Noisy Student

本文是一篇实践为主的文章，做了很多的对比实验，读起来比较容易让人理解。作者的实验其实也比较简单，就是先在labeled 数据上训练一个teacher，然后引入大量的unlabeled data，然后使用labeled和unlabeled数据一起训练一个更大的student model，训练的时候加上一些augment和dropout等增加难度（这个很重要，是精髓），然后再用student当teacher进一步迭代，使得模型的效果越来越好。

论文名称：Self-Training With Noisy Student Improves ImageNet Classification.

作者：Xie, Qizhe

论文链接：https://arxiv.org/pdf/1911.04252v4.pdf

Github:https://github.com/google-research/noisystudent

Abstract

最好的模型使用了 3.5B weakly labeled Instagram images
self-training and distillation
首先利用标注数据训练一个teacher,然后打伪标签，然后利用标注和未标注数据训练一个更大的student，然后student再作为teacher，反复这个过程。
在训练student的过程中，通过增加randaugment等，增加其泛化性，==这个很重要==。

Introduction

noisy student 工作的两个主要因素： 1、student 更大； 2、student 更难。（加了很多noisy data, randaug, dropout, stochastic depth）
teacher打标，可以是softlabel 也可以是hard label， ==softlabel 更好==

Noisy Student Training

算法流程如下：

主要点是使用 Data augmentation 以及 Dropout + Stochastic depth等
filtering and balancing, filtering就是将置信度低的图像去掉， balancing就是平衡不同类别的数据。作者在论文中举例，利用teacher打标后，每个类别挑选130k的图像，多的卡阈值，不够的使用复制粘贴的方法。
==resolution discrepancy==; 先在小分辨率图像上面训练350个epoch，然后使用大分辨率图像finetune 1.5epoch，不使用augment 同时 fix 浅层layer。

条目摘录:

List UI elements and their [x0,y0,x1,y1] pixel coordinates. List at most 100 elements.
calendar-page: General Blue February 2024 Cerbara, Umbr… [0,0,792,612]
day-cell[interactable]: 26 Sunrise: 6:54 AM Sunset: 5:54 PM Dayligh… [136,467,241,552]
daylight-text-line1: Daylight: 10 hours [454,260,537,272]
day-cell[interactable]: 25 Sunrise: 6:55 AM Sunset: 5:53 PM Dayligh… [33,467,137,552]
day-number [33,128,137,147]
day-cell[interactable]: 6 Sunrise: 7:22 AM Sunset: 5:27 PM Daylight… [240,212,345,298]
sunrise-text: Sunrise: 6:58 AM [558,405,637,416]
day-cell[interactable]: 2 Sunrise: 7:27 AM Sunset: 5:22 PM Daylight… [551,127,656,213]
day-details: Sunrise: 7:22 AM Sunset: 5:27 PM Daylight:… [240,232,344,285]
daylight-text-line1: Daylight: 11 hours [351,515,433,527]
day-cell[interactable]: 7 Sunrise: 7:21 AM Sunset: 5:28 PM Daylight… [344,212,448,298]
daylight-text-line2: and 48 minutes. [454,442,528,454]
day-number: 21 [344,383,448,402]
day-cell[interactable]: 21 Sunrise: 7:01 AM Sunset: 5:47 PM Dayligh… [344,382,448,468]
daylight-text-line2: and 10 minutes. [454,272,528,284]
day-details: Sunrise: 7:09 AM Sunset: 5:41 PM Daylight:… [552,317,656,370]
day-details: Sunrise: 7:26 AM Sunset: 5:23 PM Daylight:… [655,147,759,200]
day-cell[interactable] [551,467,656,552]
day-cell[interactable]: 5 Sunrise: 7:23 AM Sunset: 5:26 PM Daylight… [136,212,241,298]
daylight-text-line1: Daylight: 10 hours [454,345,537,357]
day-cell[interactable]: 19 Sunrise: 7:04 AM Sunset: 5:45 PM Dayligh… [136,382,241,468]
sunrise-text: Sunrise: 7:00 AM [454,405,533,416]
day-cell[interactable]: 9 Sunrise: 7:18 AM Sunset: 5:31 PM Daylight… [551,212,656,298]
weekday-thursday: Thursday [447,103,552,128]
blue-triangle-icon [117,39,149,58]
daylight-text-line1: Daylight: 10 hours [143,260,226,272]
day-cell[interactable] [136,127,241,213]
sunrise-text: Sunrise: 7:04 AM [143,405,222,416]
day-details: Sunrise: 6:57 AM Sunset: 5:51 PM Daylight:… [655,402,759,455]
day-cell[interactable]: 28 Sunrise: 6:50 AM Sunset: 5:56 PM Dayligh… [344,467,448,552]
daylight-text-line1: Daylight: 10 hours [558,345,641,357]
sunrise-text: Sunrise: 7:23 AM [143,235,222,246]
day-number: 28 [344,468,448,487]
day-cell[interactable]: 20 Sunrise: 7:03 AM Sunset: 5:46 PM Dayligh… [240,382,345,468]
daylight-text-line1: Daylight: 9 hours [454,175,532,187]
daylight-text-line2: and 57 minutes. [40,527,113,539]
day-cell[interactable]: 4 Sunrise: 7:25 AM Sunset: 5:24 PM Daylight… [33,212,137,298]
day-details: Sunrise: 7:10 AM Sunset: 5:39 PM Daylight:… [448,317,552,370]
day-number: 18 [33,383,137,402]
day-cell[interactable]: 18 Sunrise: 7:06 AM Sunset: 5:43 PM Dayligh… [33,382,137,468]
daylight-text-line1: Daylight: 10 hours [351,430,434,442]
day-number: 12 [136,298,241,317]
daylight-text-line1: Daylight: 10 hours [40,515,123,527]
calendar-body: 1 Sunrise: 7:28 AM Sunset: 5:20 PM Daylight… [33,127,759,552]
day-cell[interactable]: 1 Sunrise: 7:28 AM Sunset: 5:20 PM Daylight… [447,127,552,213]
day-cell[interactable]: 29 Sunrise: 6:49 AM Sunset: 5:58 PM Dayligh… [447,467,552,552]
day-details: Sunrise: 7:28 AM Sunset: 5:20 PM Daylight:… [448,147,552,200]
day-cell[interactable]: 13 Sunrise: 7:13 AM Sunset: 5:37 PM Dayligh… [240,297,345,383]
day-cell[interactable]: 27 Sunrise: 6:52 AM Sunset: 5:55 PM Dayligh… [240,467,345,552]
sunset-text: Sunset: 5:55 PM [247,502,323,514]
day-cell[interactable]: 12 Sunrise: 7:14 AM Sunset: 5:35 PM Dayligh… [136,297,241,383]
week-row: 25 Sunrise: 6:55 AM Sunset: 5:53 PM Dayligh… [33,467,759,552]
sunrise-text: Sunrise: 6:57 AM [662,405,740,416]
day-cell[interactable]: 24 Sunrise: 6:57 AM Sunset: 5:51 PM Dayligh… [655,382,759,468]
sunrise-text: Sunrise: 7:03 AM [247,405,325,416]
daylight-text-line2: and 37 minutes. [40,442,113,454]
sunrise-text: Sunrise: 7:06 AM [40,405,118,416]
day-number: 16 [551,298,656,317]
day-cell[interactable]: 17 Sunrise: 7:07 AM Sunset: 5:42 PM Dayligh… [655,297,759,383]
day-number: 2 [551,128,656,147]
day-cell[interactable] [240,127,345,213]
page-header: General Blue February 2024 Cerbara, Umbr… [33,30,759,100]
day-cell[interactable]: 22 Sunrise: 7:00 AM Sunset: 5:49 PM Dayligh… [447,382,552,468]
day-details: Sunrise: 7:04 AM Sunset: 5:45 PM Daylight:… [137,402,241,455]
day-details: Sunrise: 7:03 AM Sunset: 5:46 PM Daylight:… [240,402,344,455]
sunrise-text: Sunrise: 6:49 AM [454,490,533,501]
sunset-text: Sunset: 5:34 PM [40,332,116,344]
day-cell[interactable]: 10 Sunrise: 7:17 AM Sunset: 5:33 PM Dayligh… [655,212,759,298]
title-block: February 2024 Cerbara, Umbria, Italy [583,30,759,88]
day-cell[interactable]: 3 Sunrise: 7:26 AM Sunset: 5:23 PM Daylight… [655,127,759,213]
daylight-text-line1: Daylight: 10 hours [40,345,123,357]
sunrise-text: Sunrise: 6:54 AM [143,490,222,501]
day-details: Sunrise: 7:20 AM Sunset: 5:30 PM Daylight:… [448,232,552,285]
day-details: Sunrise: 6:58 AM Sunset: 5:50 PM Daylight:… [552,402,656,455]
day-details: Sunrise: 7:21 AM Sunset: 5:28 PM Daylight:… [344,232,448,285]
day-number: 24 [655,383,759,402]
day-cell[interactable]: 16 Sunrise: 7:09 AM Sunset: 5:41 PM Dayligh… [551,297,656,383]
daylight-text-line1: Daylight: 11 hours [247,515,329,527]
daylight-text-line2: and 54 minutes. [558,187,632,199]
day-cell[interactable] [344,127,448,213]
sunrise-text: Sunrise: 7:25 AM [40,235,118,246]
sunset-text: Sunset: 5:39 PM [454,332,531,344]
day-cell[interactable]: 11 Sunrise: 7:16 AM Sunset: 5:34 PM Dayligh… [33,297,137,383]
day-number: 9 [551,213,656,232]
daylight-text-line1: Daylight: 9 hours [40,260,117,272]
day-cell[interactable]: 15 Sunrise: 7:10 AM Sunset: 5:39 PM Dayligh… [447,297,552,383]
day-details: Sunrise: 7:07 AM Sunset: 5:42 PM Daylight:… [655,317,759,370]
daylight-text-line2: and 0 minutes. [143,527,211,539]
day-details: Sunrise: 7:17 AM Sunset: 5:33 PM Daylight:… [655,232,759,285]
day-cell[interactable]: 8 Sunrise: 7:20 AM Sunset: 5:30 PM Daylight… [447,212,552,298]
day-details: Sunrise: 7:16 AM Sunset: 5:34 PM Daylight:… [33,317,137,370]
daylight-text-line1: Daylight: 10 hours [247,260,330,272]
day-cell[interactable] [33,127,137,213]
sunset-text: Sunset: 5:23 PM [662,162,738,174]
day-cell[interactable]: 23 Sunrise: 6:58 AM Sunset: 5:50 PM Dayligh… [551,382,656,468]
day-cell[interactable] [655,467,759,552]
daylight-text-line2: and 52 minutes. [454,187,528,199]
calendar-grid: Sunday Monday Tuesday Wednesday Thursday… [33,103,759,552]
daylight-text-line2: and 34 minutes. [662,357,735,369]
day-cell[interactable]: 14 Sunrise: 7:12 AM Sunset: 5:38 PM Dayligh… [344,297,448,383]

练习任务: 请照原样抄录原文中的一段，从包含“在训练student的过程中”的那几个词开始，到“同时 fix 浅层layer。”结束。

参考答案:
在训练student的过程中，通过增加randaugment等，增加其泛化性，==这个很重要==。

Introduction

noisy student 工作的两个主要因素： 1、student 更大； 2、student 更难。（加了很多noisy data, randaug, dropout, stochastic depth）
teacher打标，可以是softlabel 也可以是hard label， ==softlabel 更好==

Noisy Student Training

算法流程如下：

主要点是使用 Data augmentation 以及 Dropout + Stochastic depth等
filtering and balancing, filtering就是将置信度低的图像去掉， balancing就是平衡不同类别的数据。作者在论文中举例，利用teacher打标后，每个类别挑选130k的图像，多的卡阈值，不够的使用复制粘贴的方法。
==resolution discrepancy==; 先在小分辨率图像上面训练350个epoch，然后使用大分辨率图像finetune 1.5epoch，不使用augment 同时 fix 浅层layer。